◆ DESCRIPTION OF THE TASK:
Report the number of lines in these entries that contain "values". Write only the number.
Start of TASK INPUTS
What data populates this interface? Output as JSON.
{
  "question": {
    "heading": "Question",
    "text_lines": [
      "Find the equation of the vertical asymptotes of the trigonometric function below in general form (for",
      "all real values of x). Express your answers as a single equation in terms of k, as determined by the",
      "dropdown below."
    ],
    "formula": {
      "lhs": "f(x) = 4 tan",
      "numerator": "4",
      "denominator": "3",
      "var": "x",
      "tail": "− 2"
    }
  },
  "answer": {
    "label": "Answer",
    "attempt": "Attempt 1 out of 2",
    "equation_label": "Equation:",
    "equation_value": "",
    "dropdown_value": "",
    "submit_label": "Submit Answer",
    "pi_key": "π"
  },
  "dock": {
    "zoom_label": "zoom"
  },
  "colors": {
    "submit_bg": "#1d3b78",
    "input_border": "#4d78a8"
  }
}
End of TASK INPUTS
Start of TASK INPUTS
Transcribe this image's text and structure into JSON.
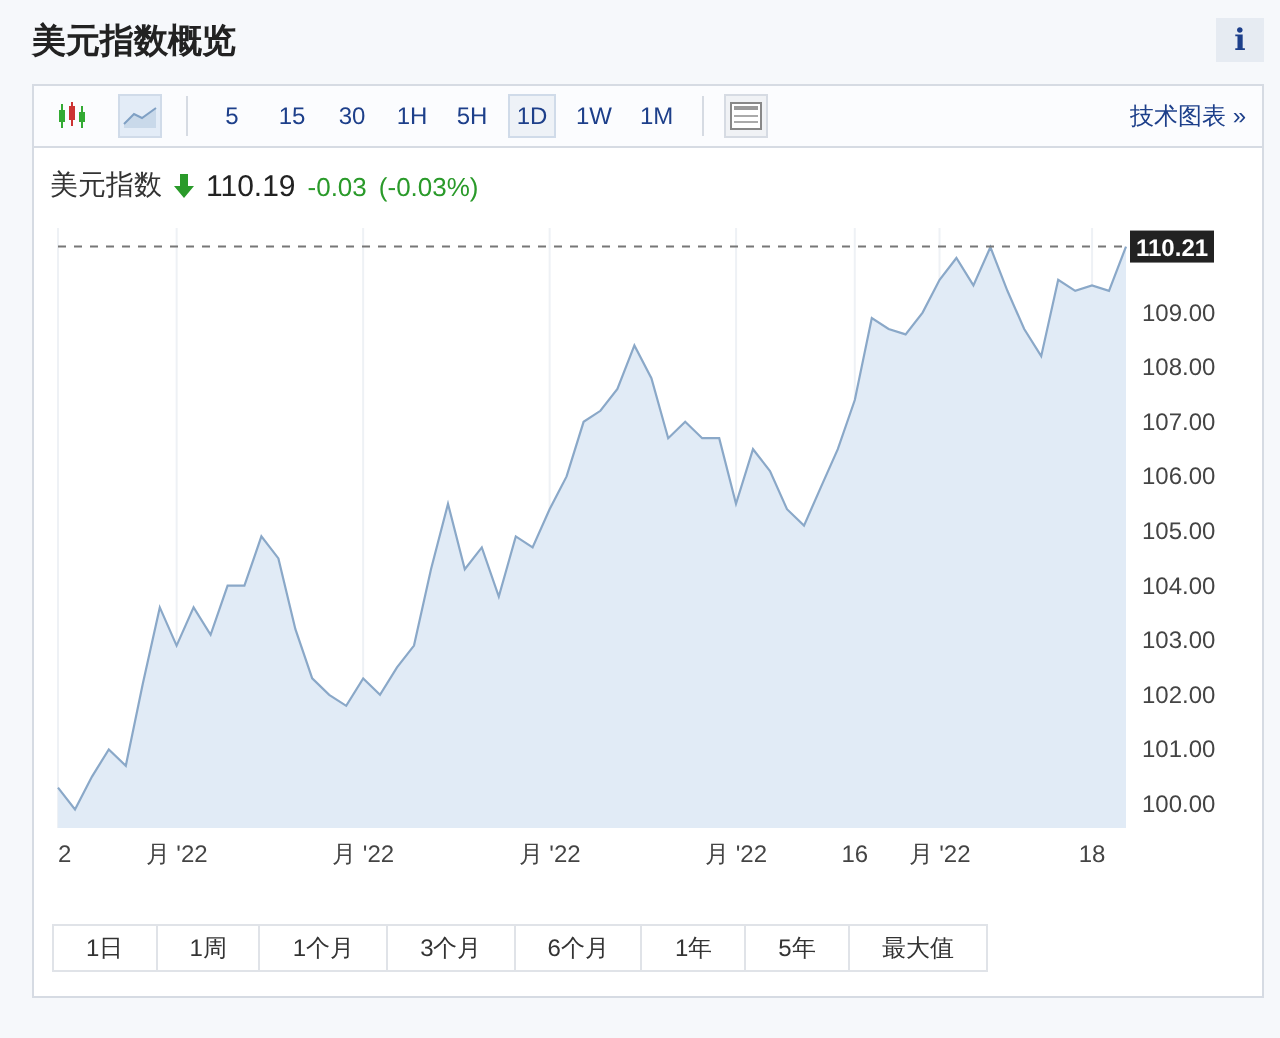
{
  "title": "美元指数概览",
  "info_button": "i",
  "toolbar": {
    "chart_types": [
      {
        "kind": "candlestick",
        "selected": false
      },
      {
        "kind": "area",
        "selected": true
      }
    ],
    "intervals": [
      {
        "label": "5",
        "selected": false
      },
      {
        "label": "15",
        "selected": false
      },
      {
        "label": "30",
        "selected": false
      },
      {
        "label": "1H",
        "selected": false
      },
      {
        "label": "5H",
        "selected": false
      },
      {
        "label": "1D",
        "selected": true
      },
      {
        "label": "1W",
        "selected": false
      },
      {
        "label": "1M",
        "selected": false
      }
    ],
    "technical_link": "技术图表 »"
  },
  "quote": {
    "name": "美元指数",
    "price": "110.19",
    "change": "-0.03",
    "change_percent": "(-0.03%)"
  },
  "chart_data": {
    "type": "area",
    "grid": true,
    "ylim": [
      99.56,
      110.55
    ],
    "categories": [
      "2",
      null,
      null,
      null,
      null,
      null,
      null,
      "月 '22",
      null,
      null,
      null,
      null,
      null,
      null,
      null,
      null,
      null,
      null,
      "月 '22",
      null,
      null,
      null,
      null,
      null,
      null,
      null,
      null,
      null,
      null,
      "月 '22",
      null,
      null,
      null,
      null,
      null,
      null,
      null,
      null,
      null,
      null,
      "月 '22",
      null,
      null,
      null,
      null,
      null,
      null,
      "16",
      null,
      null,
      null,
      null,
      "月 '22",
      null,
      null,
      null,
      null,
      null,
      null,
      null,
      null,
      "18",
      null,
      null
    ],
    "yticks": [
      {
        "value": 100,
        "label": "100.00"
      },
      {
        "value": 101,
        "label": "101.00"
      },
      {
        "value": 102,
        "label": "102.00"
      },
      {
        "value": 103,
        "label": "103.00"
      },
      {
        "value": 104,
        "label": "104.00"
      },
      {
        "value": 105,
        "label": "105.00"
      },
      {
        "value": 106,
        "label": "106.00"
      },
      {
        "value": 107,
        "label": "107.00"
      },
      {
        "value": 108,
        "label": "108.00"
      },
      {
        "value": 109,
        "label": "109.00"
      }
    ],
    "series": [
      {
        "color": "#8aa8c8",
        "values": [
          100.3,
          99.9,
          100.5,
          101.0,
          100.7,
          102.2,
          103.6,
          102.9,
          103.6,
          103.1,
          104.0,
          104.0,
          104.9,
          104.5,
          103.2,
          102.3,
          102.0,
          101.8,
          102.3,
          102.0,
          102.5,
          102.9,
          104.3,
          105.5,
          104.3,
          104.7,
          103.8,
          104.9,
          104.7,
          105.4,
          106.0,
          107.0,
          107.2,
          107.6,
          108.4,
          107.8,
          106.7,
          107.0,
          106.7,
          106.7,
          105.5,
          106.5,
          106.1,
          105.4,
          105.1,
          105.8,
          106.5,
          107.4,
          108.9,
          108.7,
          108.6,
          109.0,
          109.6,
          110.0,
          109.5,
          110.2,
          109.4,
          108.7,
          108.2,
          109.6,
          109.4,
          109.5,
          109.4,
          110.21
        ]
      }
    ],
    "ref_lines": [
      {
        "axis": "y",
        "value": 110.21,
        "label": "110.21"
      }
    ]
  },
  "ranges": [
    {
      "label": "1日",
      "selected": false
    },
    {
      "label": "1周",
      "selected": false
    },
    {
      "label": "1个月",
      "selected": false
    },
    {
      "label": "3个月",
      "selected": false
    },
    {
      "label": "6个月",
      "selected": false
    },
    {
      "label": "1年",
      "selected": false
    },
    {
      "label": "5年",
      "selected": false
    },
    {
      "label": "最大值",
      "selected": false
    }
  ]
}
End of TASK INPUTS
◆ REPLY TO THE EXERCISE:
2